------ Recorded information

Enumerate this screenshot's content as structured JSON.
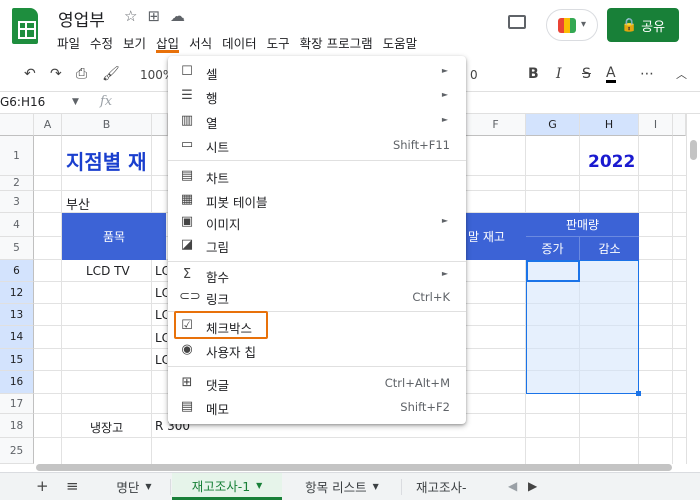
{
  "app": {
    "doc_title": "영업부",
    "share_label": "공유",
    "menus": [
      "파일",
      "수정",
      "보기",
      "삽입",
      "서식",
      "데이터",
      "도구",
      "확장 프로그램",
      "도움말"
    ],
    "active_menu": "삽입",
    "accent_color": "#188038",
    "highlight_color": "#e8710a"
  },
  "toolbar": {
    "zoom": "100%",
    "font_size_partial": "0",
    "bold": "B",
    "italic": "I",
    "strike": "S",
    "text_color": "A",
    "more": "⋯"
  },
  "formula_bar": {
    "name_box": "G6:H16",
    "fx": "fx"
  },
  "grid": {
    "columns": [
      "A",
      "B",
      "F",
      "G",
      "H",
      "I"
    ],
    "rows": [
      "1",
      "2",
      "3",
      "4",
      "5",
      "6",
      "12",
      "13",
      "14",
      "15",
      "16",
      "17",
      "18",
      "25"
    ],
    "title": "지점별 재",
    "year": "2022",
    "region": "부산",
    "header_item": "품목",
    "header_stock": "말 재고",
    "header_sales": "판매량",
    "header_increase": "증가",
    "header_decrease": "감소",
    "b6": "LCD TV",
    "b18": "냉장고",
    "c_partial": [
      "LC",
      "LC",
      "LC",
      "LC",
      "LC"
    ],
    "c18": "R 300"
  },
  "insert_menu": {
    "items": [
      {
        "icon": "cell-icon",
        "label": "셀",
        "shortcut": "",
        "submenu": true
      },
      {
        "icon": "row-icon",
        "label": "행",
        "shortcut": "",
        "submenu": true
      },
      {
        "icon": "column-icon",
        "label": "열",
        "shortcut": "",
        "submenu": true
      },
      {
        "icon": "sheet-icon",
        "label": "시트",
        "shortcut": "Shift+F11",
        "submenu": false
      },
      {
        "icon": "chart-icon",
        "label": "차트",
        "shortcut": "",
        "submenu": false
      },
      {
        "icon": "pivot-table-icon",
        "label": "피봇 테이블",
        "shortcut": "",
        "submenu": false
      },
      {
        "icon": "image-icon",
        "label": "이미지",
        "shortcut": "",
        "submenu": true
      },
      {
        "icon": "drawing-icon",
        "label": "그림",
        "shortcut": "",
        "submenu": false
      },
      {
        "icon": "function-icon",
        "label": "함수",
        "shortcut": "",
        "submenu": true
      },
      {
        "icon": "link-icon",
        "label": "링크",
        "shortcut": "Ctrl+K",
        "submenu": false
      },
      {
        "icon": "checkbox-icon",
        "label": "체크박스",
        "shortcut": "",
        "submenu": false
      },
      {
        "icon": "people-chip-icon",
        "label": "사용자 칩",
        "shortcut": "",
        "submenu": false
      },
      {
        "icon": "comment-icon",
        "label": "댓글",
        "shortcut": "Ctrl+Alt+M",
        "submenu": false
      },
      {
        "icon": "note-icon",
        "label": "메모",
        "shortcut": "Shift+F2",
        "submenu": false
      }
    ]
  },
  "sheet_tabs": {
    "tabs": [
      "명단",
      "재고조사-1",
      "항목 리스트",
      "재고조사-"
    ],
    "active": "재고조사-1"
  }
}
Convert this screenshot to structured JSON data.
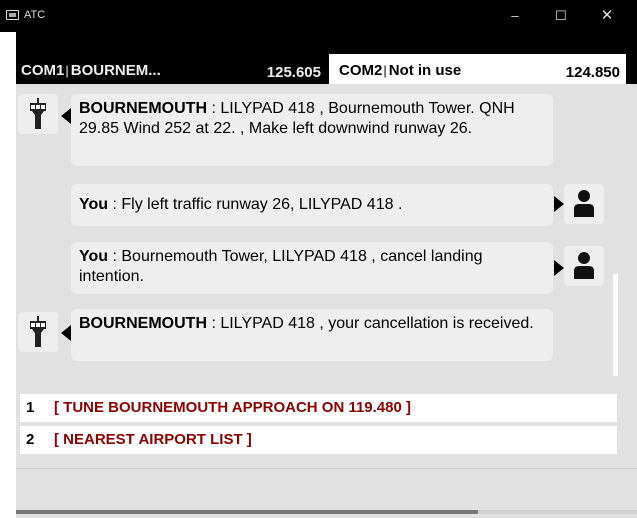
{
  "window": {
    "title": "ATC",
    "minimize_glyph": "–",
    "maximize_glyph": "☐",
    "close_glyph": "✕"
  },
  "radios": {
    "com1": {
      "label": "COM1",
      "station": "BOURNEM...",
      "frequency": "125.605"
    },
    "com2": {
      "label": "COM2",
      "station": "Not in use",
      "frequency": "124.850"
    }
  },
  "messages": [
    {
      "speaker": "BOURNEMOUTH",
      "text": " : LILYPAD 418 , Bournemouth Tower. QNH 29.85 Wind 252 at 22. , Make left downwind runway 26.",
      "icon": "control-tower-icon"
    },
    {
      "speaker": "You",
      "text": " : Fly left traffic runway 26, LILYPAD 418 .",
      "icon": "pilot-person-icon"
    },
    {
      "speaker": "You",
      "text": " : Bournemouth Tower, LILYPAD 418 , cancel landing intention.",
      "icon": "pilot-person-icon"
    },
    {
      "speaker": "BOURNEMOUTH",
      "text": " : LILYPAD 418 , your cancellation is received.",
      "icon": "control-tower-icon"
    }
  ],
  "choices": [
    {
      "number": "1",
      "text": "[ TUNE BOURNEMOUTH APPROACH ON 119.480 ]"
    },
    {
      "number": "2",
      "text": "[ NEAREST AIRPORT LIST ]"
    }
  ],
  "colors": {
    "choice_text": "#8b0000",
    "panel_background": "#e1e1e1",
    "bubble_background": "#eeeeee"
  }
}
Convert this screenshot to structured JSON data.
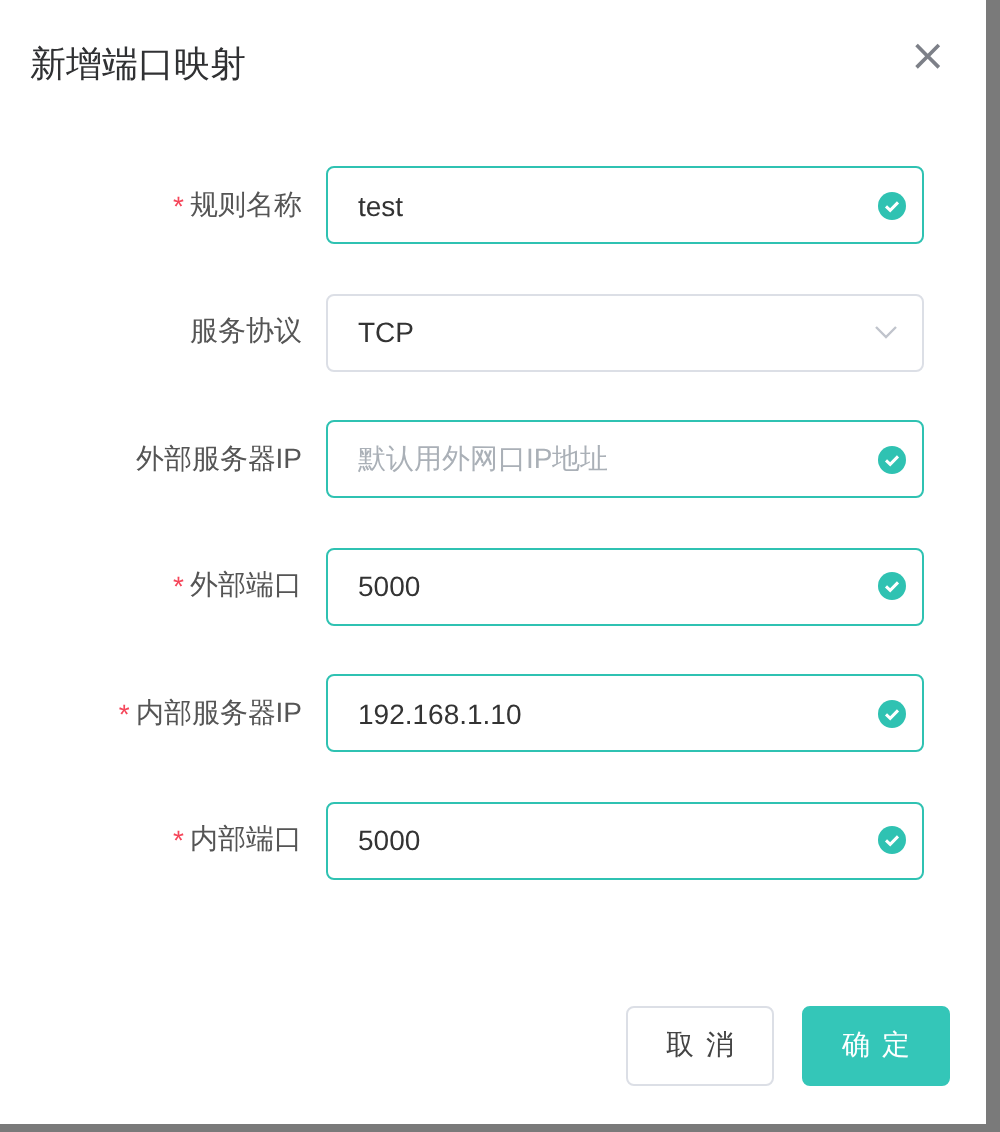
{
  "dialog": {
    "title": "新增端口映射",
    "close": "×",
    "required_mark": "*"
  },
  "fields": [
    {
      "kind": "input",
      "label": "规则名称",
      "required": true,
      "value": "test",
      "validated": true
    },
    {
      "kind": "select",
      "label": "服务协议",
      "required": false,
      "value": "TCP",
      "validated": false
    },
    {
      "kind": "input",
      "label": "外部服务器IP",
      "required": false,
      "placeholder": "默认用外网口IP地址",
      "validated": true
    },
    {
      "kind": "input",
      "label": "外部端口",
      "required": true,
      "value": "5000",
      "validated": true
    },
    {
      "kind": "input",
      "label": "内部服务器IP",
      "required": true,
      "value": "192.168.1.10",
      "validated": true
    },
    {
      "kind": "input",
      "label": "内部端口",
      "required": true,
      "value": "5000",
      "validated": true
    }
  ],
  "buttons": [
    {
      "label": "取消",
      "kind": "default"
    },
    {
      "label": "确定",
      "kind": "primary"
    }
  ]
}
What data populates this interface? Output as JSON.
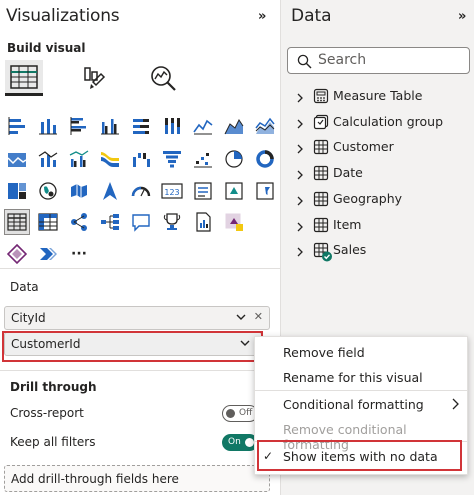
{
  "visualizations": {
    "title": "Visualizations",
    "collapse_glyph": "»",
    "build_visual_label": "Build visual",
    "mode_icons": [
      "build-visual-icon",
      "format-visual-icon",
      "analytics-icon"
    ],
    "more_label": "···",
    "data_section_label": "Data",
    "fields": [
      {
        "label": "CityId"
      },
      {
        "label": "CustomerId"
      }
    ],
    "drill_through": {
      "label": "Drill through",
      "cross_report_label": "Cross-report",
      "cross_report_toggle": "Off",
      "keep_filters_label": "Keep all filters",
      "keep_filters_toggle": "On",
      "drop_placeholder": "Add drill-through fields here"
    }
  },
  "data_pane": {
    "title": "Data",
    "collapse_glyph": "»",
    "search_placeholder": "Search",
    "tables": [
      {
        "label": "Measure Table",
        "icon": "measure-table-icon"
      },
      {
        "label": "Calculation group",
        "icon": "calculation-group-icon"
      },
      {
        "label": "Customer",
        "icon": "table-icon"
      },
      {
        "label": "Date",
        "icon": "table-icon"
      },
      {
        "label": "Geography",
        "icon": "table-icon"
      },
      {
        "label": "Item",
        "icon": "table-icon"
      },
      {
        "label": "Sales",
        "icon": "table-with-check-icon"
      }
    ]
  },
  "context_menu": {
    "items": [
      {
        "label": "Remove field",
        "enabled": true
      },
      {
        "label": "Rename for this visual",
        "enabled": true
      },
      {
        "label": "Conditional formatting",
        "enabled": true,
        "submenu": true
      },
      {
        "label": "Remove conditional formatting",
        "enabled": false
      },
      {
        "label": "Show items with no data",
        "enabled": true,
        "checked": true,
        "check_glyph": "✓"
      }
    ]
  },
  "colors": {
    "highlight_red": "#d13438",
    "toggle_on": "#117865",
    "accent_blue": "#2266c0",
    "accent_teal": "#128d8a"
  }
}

------------

Task goal:
Go through the material above and copy each line that has the word "frequency".

Answer:
      "frequency": "125.605"
      "frequency": "124.850"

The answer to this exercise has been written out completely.